:: MATERIAL FOR THIS EXERCISE

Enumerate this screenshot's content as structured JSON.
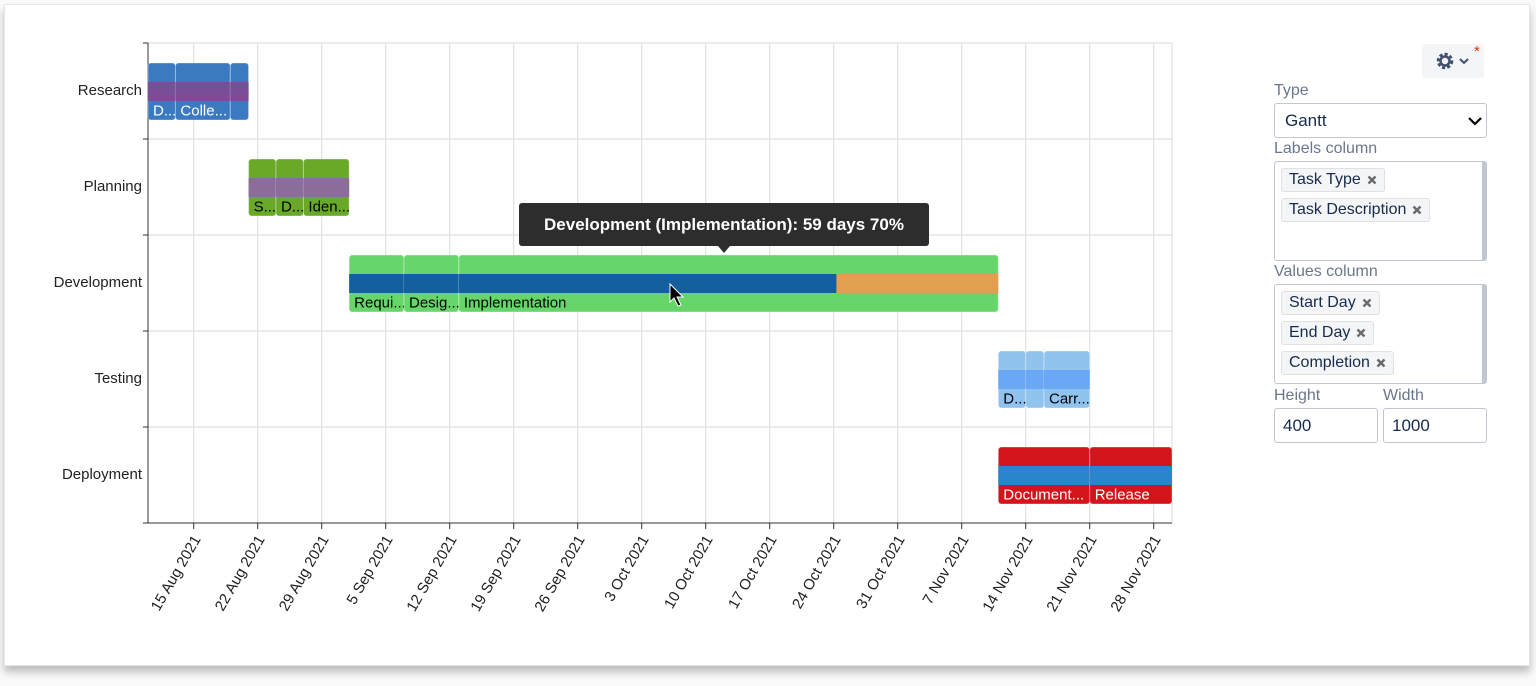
{
  "chart_data": {
    "type": "gantt",
    "xlim": [
      "2021-08-10",
      "2021-11-30"
    ],
    "xticks": [
      {
        "value": "2021-08-15",
        "label": "15 Aug 2021"
      },
      {
        "value": "2021-08-22",
        "label": "22 Aug 2021"
      },
      {
        "value": "2021-08-29",
        "label": "29 Aug 2021"
      },
      {
        "value": "2021-09-05",
        "label": "5 Sep 2021"
      },
      {
        "value": "2021-09-12",
        "label": "12 Sep 2021"
      },
      {
        "value": "2021-09-19",
        "label": "19 Sep 2021"
      },
      {
        "value": "2021-09-26",
        "label": "26 Sep 2021"
      },
      {
        "value": "2021-10-03",
        "label": "3 Oct 2021"
      },
      {
        "value": "2021-10-10",
        "label": "10 Oct 2021"
      },
      {
        "value": "2021-10-17",
        "label": "17 Oct 2021"
      },
      {
        "value": "2021-10-24",
        "label": "24 Oct 2021"
      },
      {
        "value": "2021-10-31",
        "label": "31 Oct 2021"
      },
      {
        "value": "2021-11-07",
        "label": "7 Nov 2021"
      },
      {
        "value": "2021-11-14",
        "label": "14 Nov 2021"
      },
      {
        "value": "2021-11-21",
        "label": "21 Nov 2021"
      },
      {
        "value": "2021-11-28",
        "label": "28 Nov 2021"
      }
    ],
    "grid": true,
    "remaining_color": "#e0a050",
    "series": [
      {
        "name": "Research",
        "color": "#3b79c0",
        "progress_color": "#7a4e96",
        "label_color": "#ffffff",
        "tasks": [
          {
            "label": "D...",
            "start": "2021-08-10",
            "end": "2021-08-13",
            "completion": 100
          },
          {
            "label": "Colle...",
            "start": "2021-08-13",
            "end": "2021-08-19",
            "completion": 100
          },
          {
            "label": null,
            "start": "2021-08-19",
            "end": "2021-08-21",
            "completion": 100
          }
        ]
      },
      {
        "name": "Planning",
        "color": "#6aa82a",
        "progress_color": "#8c6c98",
        "label_color": "#000000",
        "tasks": [
          {
            "label": "S...",
            "start": "2021-08-21",
            "end": "2021-08-24",
            "completion": 100
          },
          {
            "label": "D...",
            "start": "2021-08-24",
            "end": "2021-08-27",
            "completion": 100
          },
          {
            "label": "Iden...",
            "start": "2021-08-27",
            "end": "2021-09-01",
            "completion": 100
          }
        ]
      },
      {
        "name": "Development",
        "color": "#66d66a",
        "progress_color": "#14609e",
        "label_color": "#000000",
        "tasks": [
          {
            "label": "Requi...",
            "start": "2021-09-01",
            "end": "2021-09-07",
            "completion": 100
          },
          {
            "label": "Desig...",
            "start": "2021-09-07",
            "end": "2021-09-13",
            "completion": 100
          },
          {
            "label": "Implementation",
            "start": "2021-09-13",
            "end": "2021-11-11",
            "completion": 70
          }
        ]
      },
      {
        "name": "Testing",
        "color": "#90c4ee",
        "progress_color": "#6aa8f6",
        "label_color": "#000000",
        "tasks": [
          {
            "label": "D...",
            "start": "2021-11-11",
            "end": "2021-11-14",
            "completion": 100
          },
          {
            "label": null,
            "start": "2021-11-14",
            "end": "2021-11-16",
            "completion": 100
          },
          {
            "label": "Carr...",
            "start": "2021-11-16",
            "end": "2021-11-21",
            "completion": 100
          }
        ]
      },
      {
        "name": "Deployment",
        "color": "#d3151b",
        "progress_color": "#2a86cc",
        "label_color": "#ffffff",
        "tasks": [
          {
            "label": "Document...",
            "start": "2021-11-11",
            "end": "2021-11-21",
            "completion": 100
          },
          {
            "label": "Release",
            "start": "2021-11-21",
            "end": "2021-11-30",
            "completion": 100
          }
        ]
      }
    ],
    "tooltip": "Development (Implementation): 59 days 70%"
  },
  "settings": {
    "type_label": "Type",
    "type_value": "Gantt",
    "labels_column_label": "Labels column",
    "labels_columns": [
      "Task Type",
      "Task Description"
    ],
    "values_column_label": "Values column",
    "values_columns": [
      "Start Day",
      "End Day",
      "Completion"
    ],
    "height_label": "Height",
    "height_value": 400,
    "width_label": "Width",
    "width_value": 1000
  }
}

::::

▸ INSTRUCTIONS TO FOLLOW:
Quote the entries in full. Any image among them is to be omitted from the copy.

▸ RESULT OF THE EXERCISE:
Enumerate this screenshot's content as structured JSON.
{
  "chart_data": {
    "type": "gantt",
    "xlim": [
      "2021-08-10",
      "2021-11-30"
    ],
    "xticks": [
      {
        "value": "2021-08-15",
        "label": "15 Aug 2021"
      },
      {
        "value": "2021-08-22",
        "label": "22 Aug 2021"
      },
      {
        "value": "2021-08-29",
        "label": "29 Aug 2021"
      },
      {
        "value": "2021-09-05",
        "label": "5 Sep 2021"
      },
      {
        "value": "2021-09-12",
        "label": "12 Sep 2021"
      },
      {
        "value": "2021-09-19",
        "label": "19 Sep 2021"
      },
      {
        "value": "2021-09-26",
        "label": "26 Sep 2021"
      },
      {
        "value": "2021-10-03",
        "label": "3 Oct 2021"
      },
      {
        "value": "2021-10-10",
        "label": "10 Oct 2021"
      },
      {
        "value": "2021-10-17",
        "label": "17 Oct 2021"
      },
      {
        "value": "2021-10-24",
        "label": "24 Oct 2021"
      },
      {
        "value": "2021-10-31",
        "label": "31 Oct 2021"
      },
      {
        "value": "2021-11-07",
        "label": "7 Nov 2021"
      },
      {
        "value": "2021-11-14",
        "label": "14 Nov 2021"
      },
      {
        "value": "2021-11-21",
        "label": "21 Nov 2021"
      },
      {
        "value": "2021-11-28",
        "label": "28 Nov 2021"
      }
    ],
    "grid": true,
    "remaining_color": "#e0a050",
    "series": [
      {
        "name": "Research",
        "color": "#3b79c0",
        "progress_color": "#7a4e96",
        "label_color": "#ffffff",
        "tasks": [
          {
            "label": "D...",
            "start": "2021-08-10",
            "end": "2021-08-13",
            "completion": 100
          },
          {
            "label": "Colle...",
            "start": "2021-08-13",
            "end": "2021-08-19",
            "completion": 100
          },
          {
            "label": null,
            "start": "2021-08-19",
            "end": "2021-08-21",
            "completion": 100
          }
        ]
      },
      {
        "name": "Planning",
        "color": "#6aa82a",
        "progress_color": "#8c6c98",
        "label_color": "#000000",
        "tasks": [
          {
            "label": "S...",
            "start": "2021-08-21",
            "end": "2021-08-24",
            "completion": 100
          },
          {
            "label": "D...",
            "start": "2021-08-24",
            "end": "2021-08-27",
            "completion": 100
          },
          {
            "label": "Iden...",
            "start": "2021-08-27",
            "end": "2021-09-01",
            "completion": 100
          }
        ]
      },
      {
        "name": "Development",
        "color": "#66d66a",
        "progress_color": "#14609e",
        "label_color": "#000000",
        "tasks": [
          {
            "label": "Requi...",
            "start": "2021-09-01",
            "end": "2021-09-07",
            "completion": 100
          },
          {
            "label": "Desig...",
            "start": "2021-09-07",
            "end": "2021-09-13",
            "completion": 100
          },
          {
            "label": "Implementation",
            "start": "2021-09-13",
            "end": "2021-11-11",
            "completion": 70
          }
        ]
      },
      {
        "name": "Testing",
        "color": "#90c4ee",
        "progress_color": "#6aa8f6",
        "label_color": "#000000",
        "tasks": [
          {
            "label": "D...",
            "start": "2021-11-11",
            "end": "2021-11-14",
            "completion": 100
          },
          {
            "label": null,
            "start": "2021-11-14",
            "end": "2021-11-16",
            "completion": 100
          },
          {
            "label": "Carr...",
            "start": "2021-11-16",
            "end": "2021-11-21",
            "completion": 100
          }
        ]
      },
      {
        "name": "Deployment",
        "color": "#d3151b",
        "progress_color": "#2a86cc",
        "label_color": "#ffffff",
        "tasks": [
          {
            "label": "Document...",
            "start": "2021-11-11",
            "end": "2021-11-21",
            "completion": 100
          },
          {
            "label": "Release",
            "start": "2021-11-21",
            "end": "2021-11-30",
            "completion": 100
          }
        ]
      }
    ],
    "tooltip": "Development (Implementation): 59 days 70%"
  },
  "settings": {
    "type_label": "Type",
    "type_value": "Gantt",
    "labels_column_label": "Labels column",
    "labels_columns": [
      "Task Type",
      "Task Description"
    ],
    "values_column_label": "Values column",
    "values_columns": [
      "Start Day",
      "End Day",
      "Completion"
    ],
    "height_label": "Height",
    "height_value": 400,
    "width_label": "Width",
    "width_value": 1000
  }
}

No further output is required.